[Stored entries]
---
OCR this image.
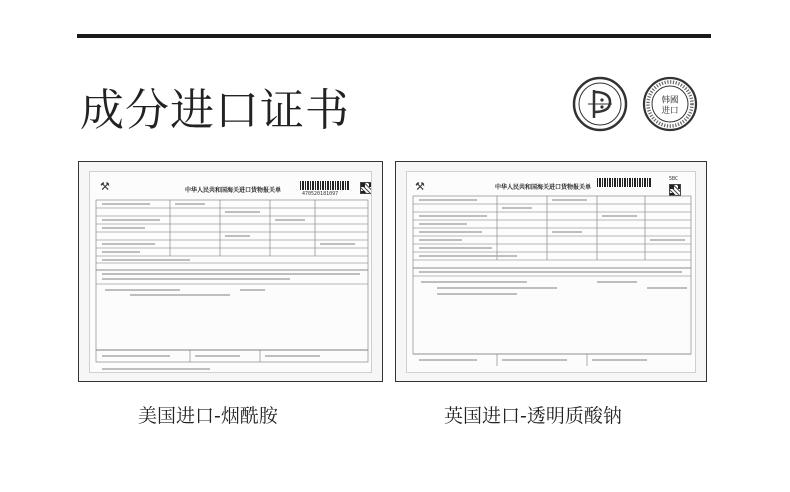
成分进口证书	韩國
进口
⚒	中华人民共和国海关进口货物报关单	470520181097
美国进口-烟酰胺
⚒	中华人民共和国海关进口货物报关单
5BC
英国进口-透明质酸钠
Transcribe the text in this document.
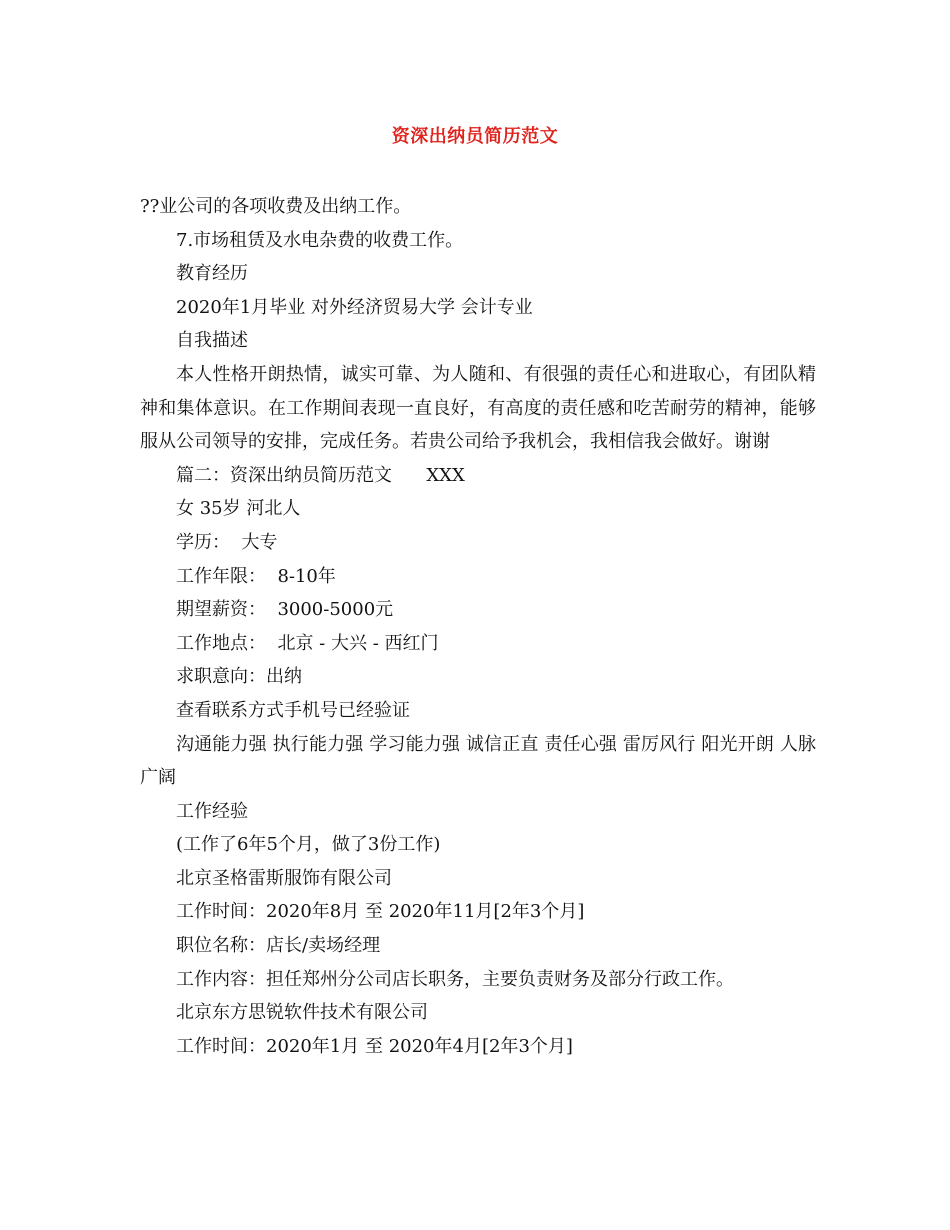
资深出纳员简历范文

??业公司的各项收费及出纳工作。

7.市场租赁及水电杂费的收费工作。

教育经历

2020年1月毕业 对外经济贸易大学 会计专业

自我描述

本人性格开朗热情，诚实可靠、为人随和、有很强的责任心和进取心，有团队精神和集体意识。在工作期间表现一直良好，有高度的责任感和吃苦耐劳的精神，能够服从公司领导的安排，完成任务。若贵公司给予我机会，我相信我会做好。谢谢

篇二：资深出纳员简历范文      XXX

女 35岁 河北人

学历：  大专

工作年限：  8-10年

期望薪资：  3000-5000元

工作地点：  北京 - 大兴 - 西红门

求职意向：出纳

查看联系方式手机号已经验证

沟通能力强 执行能力强 学习能力强 诚信正直 责任心强 雷厉风行 阳光开朗 人脉广阔

工作经验

(工作了6年5个月，做了3份工作)

北京圣格雷斯服饰有限公司

工作时间：2020年8月 至 2020年11月[2年3个月]

职位名称：店长/卖场经理

工作内容：担任郑州分公司店长职务，主要负责财务及部分行政工作。

北京东方思锐软件技术有限公司

工作时间：2020年1月 至 2020年4月[2年3个月]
---
### Exercise description
Print every entry exactly as written, without the pictures.

### Reply to the exercise
OCR this image.
成分进口证书	韩國
进口
⚒	中华人民共和国海关进口货物报关单	470520181097
美国进口-烟酰胺
⚒	中华人民共和国海关进口货物报关单
5BC
英国进口-透明质酸钠
Transcribe the text in this document.
资深出纳员简历范文

??业公司的各项收费及出纳工作。

7.市场租赁及水电杂费的收费工作。

教育经历

2020年1月毕业 对外经济贸易大学 会计专业

自我描述

本人性格开朗热情，诚实可靠、为人随和、有很强的责任心和进取心，有团队精神和集体意识。在工作期间表现一直良好，有高度的责任感和吃苦耐劳的精神，能够服从公司领导的安排，完成任务。若贵公司给予我机会，我相信我会做好。谢谢

篇二：资深出纳员简历范文      XXX

女 35岁 河北人

学历：  大专

工作年限：  8-10年

期望薪资：  3000-5000元

工作地点：  北京 - 大兴 - 西红门

求职意向：出纳

查看联系方式手机号已经验证

沟通能力强 执行能力强 学习能力强 诚信正直 责任心强 雷厉风行 阳光开朗 人脉广阔

工作经验

(工作了6年5个月，做了3份工作)

北京圣格雷斯服饰有限公司

工作时间：2020年8月 至 2020年11月[2年3个月]

职位名称：店长/卖场经理

工作内容：担任郑州分公司店长职务，主要负责财务及部分行政工作。

北京东方思锐软件技术有限公司

工作时间：2020年1月 至 2020年4月[2年3个月]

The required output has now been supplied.